# Exercise goal
From the blog post below, set down word for word the passage that begins at "For most of" and ends after "be most revolutionary.".

--- Text block ---

OGIC: And furthermore

December 27, 2005 by Terry Teachout

Last night I posted links to outstanding recent examples of blogger criticism, struck yet again by how thoroughly some bloggers are outperforming their counterparts in print. Now this morning I discover Tim Hulsey’s fantastic post on Brokeback Mountain that has determined me to see the film. Here’s a clip that gets to the heart of the matter:

For most of the film, Lee seems content to exploit and subvert convention, while subtly teaching his audiences new and more humane ways to experience cinema. In the closing scenes, however, Brokeback Mountain careens into what for most American audiences will be emotional terra incognita, with grief too deep for words or tears. In a way, the film is designed to prepare us for these final moments, when we’re compelled to identify with a form of love that most of us have been conditioned not to take seriously. The film is a plea for empathy, not just in society or politics but in the American cinema as a whole–and it is in this last regard that Brokeback may be most revolutionary.

--- Records supplied ---

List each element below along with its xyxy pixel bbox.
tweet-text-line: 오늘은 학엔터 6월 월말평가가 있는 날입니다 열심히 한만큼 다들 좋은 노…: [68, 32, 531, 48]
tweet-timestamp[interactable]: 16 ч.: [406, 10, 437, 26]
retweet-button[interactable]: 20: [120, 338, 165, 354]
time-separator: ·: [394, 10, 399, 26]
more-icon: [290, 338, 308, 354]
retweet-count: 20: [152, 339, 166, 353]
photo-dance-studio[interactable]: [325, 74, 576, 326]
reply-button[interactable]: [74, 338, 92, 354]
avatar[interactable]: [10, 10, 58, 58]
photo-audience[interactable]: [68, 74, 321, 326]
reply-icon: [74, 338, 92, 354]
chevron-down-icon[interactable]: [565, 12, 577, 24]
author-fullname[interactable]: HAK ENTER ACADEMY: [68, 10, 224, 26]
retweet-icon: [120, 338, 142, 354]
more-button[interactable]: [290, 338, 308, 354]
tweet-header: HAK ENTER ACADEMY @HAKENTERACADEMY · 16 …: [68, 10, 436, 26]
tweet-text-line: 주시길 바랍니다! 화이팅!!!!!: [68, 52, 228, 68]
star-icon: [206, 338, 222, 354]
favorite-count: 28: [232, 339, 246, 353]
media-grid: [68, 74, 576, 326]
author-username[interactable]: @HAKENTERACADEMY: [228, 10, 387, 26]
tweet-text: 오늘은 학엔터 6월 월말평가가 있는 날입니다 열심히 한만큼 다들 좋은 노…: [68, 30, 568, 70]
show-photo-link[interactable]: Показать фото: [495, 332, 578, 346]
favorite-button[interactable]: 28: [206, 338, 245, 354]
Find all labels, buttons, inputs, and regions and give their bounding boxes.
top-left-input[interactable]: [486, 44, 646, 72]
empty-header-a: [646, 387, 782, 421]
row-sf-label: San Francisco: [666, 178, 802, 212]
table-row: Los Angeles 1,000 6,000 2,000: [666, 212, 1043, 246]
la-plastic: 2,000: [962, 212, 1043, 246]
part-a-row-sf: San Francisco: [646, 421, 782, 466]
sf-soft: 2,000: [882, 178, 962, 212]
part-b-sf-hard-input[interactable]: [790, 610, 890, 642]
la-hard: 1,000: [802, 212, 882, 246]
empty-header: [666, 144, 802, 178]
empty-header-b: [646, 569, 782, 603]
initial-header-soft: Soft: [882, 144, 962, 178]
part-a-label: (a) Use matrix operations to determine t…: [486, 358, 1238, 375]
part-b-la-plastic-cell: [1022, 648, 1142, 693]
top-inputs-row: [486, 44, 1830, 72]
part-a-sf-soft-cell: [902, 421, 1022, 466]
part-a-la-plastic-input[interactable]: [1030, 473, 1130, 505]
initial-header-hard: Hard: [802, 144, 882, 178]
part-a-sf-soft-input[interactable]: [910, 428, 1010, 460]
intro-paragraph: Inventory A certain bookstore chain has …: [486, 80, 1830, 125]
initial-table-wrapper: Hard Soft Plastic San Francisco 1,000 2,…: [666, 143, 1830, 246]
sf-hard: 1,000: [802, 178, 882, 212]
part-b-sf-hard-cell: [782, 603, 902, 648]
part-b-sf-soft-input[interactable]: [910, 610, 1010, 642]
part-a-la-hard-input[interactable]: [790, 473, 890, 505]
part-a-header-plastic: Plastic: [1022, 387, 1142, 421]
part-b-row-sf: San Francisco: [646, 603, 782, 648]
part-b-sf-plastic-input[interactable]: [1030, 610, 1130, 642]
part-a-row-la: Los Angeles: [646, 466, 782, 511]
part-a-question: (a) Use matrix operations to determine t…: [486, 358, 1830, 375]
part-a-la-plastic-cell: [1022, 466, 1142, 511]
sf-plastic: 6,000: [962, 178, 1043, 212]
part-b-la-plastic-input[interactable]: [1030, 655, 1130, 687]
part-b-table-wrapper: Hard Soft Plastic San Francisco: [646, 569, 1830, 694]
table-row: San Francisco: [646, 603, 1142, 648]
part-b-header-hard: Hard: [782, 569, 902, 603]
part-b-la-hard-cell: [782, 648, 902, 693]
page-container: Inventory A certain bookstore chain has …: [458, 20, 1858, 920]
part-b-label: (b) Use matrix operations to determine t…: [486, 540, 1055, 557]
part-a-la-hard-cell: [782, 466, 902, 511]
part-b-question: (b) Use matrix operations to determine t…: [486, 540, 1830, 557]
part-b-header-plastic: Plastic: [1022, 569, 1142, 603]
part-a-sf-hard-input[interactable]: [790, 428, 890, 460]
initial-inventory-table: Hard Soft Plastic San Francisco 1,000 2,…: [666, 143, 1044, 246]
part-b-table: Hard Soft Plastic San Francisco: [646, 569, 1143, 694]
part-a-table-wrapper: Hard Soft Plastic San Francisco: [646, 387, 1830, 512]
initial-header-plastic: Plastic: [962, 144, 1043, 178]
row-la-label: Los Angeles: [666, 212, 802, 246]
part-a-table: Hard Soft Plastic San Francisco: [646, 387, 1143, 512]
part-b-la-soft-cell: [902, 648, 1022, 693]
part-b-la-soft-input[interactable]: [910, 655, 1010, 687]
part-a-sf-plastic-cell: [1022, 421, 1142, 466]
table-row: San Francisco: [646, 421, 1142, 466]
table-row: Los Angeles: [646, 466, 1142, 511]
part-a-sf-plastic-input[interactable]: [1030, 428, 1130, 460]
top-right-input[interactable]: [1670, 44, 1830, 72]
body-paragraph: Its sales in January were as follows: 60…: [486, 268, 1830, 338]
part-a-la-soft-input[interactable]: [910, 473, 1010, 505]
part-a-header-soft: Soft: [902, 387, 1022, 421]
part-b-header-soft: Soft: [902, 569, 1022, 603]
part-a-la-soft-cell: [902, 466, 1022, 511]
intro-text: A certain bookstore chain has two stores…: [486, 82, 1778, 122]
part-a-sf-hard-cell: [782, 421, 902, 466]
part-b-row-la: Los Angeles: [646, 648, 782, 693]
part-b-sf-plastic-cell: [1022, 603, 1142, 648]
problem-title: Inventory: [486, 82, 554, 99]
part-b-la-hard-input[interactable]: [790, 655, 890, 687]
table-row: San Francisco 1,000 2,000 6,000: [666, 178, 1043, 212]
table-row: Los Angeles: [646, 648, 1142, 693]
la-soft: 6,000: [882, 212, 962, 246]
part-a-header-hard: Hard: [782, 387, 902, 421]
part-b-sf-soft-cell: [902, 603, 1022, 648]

---

# Reply
For most of the film, Lee seems content to exploit and subvert convention, while subtly teaching his audiences new and more humane ways to experience cinema. In the closing scenes, however, Brokeback Mountain careens into what for most American audiences will be emotional terra incognita, with grief too deep for words or tears. In a way, the film is designed to prepare us for these final moments, when we’re compelled to identify with a form of love that most of us have been conditioned not to take seriously. The film is a plea for empathy, not just in society or politics but in the American cinema as a whole–and it is in this last regard that Brokeback may be most revolutionary.